Report how many lines contain the word "icon", with no other text.

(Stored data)
————

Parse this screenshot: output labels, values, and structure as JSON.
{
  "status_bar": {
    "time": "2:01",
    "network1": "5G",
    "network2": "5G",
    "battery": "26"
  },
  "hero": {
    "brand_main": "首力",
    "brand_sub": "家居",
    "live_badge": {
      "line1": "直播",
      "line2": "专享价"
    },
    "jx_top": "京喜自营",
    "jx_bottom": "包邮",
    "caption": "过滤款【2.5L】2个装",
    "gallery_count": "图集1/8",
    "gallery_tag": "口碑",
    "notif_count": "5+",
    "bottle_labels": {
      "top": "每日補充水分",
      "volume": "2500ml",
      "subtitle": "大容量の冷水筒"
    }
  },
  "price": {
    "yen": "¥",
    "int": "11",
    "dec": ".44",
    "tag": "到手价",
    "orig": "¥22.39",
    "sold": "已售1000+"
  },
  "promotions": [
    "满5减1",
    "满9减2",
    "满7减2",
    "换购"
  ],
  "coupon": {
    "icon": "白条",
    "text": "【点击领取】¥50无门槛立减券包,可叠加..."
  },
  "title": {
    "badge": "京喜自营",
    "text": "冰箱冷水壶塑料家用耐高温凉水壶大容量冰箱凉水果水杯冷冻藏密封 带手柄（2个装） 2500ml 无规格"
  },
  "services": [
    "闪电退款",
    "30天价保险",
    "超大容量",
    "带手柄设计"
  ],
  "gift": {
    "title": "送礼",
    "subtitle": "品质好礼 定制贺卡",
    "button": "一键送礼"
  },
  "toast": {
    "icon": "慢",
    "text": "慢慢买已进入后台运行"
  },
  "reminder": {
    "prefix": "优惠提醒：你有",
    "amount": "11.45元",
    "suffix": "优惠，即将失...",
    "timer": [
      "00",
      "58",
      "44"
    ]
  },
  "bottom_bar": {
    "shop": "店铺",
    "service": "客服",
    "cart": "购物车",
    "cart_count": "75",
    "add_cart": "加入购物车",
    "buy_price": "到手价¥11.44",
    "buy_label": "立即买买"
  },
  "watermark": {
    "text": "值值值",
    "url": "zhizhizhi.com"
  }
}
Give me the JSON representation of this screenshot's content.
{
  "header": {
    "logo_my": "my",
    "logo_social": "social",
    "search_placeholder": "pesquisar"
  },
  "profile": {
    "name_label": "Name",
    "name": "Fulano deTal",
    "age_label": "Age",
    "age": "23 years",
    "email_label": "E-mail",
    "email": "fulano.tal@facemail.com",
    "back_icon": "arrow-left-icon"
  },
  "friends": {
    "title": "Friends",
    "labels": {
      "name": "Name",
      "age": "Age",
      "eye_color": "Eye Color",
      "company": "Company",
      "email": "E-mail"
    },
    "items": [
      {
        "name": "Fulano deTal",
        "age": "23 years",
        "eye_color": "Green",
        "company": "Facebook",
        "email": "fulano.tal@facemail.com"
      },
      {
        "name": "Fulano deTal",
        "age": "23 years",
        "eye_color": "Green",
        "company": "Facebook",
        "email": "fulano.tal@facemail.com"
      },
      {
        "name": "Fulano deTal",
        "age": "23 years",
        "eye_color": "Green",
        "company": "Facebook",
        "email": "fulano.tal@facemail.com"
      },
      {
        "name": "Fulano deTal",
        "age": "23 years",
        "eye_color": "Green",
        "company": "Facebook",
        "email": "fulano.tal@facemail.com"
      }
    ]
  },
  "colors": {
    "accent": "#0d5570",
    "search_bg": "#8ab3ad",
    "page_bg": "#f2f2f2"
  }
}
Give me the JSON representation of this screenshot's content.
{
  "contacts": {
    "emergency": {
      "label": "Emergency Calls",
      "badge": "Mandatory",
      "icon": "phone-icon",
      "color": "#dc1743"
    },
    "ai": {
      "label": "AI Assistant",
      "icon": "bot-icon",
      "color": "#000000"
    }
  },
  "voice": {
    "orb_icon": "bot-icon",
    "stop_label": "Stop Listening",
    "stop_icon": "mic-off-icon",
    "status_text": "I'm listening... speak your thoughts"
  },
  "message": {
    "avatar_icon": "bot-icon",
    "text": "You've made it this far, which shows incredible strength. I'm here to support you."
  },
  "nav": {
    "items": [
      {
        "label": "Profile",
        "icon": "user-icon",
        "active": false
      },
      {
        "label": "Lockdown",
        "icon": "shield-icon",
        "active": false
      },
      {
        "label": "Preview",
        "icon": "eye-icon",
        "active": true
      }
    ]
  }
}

————

| Reply to the exercise |
11